(DIRECTIONS FOR THIS TASK)
Copy each line of the listing below exactly.

==================================================

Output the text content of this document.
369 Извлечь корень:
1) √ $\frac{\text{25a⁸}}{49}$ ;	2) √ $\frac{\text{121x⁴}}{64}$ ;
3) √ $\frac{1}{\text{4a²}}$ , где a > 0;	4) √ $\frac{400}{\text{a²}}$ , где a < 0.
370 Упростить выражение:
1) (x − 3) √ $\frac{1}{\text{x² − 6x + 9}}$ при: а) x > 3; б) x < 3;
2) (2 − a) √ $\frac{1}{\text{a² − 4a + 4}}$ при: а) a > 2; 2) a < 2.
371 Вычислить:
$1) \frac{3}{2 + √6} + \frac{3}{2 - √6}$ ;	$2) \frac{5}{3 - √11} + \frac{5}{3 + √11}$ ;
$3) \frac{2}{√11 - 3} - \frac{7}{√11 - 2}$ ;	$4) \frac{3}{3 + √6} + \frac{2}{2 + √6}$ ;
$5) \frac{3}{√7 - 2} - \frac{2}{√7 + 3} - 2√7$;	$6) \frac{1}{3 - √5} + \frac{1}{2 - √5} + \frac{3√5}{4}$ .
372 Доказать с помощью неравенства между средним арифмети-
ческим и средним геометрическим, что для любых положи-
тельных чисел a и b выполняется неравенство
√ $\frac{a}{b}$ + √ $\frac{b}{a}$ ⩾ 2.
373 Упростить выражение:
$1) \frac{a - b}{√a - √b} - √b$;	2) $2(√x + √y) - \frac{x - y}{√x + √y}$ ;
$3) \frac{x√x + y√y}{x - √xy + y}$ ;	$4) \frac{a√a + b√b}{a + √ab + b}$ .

==================================================

(EXERCISE OUTPUT)
Output the text content of this document.
369 Извлечь корень:
1) √ $\frac{\text{25a⁸}}{49}$ ;	2) √ $\frac{\text{121x⁴}}{64}$ ;
3) √ $\frac{1}{\text{4a²}}$ , где a > 0;	4) √ $\frac{400}{\text{a²}}$ , где a < 0.
370 Упростить выражение:
1) (x − 3) √ $\frac{1}{\text{x² − 6x + 9}}$ при: а) x > 3; б) x < 3;
2) (2 − a) √ $\frac{1}{\text{a² − 4a + 4}}$ при: а) a > 2; 2) a < 2.
371 Вычислить:
$1) \frac{3}{2 + √6} + \frac{3}{2 - √6}$ ;	$2) \frac{5}{3 - √11} + \frac{5}{3 + √11}$ ;
$3) \frac{2}{√11 - 3} - \frac{7}{√11 - 2}$ ;	$4) \frac{3}{3 + √6} + \frac{2}{2 + √6}$ ;
$5) \frac{3}{√7 - 2} - \frac{2}{√7 + 3} - 2√7$;	$6) \frac{1}{3 - √5} + \frac{1}{2 - √5} + \frac{3√5}{4}$ .
372 Доказать с помощью неравенства между средним арифмети-
ческим и средним геометрическим, что для любых положи-
тельных чисел a и b выполняется неравенство
√ $\frac{a}{b}$ + √ $\frac{b}{a}$ ⩾ 2.
373 Упростить выражение:
$1) \frac{a - b}{√a - √b} - √b$;	2) $2(√x + √y) - \frac{x - y}{√x + √y}$ ;
$3) \frac{x√x + y√y}{x - √xy + y}$ ;	$4) \frac{a√a + b√b}{a + √ab + b}$ .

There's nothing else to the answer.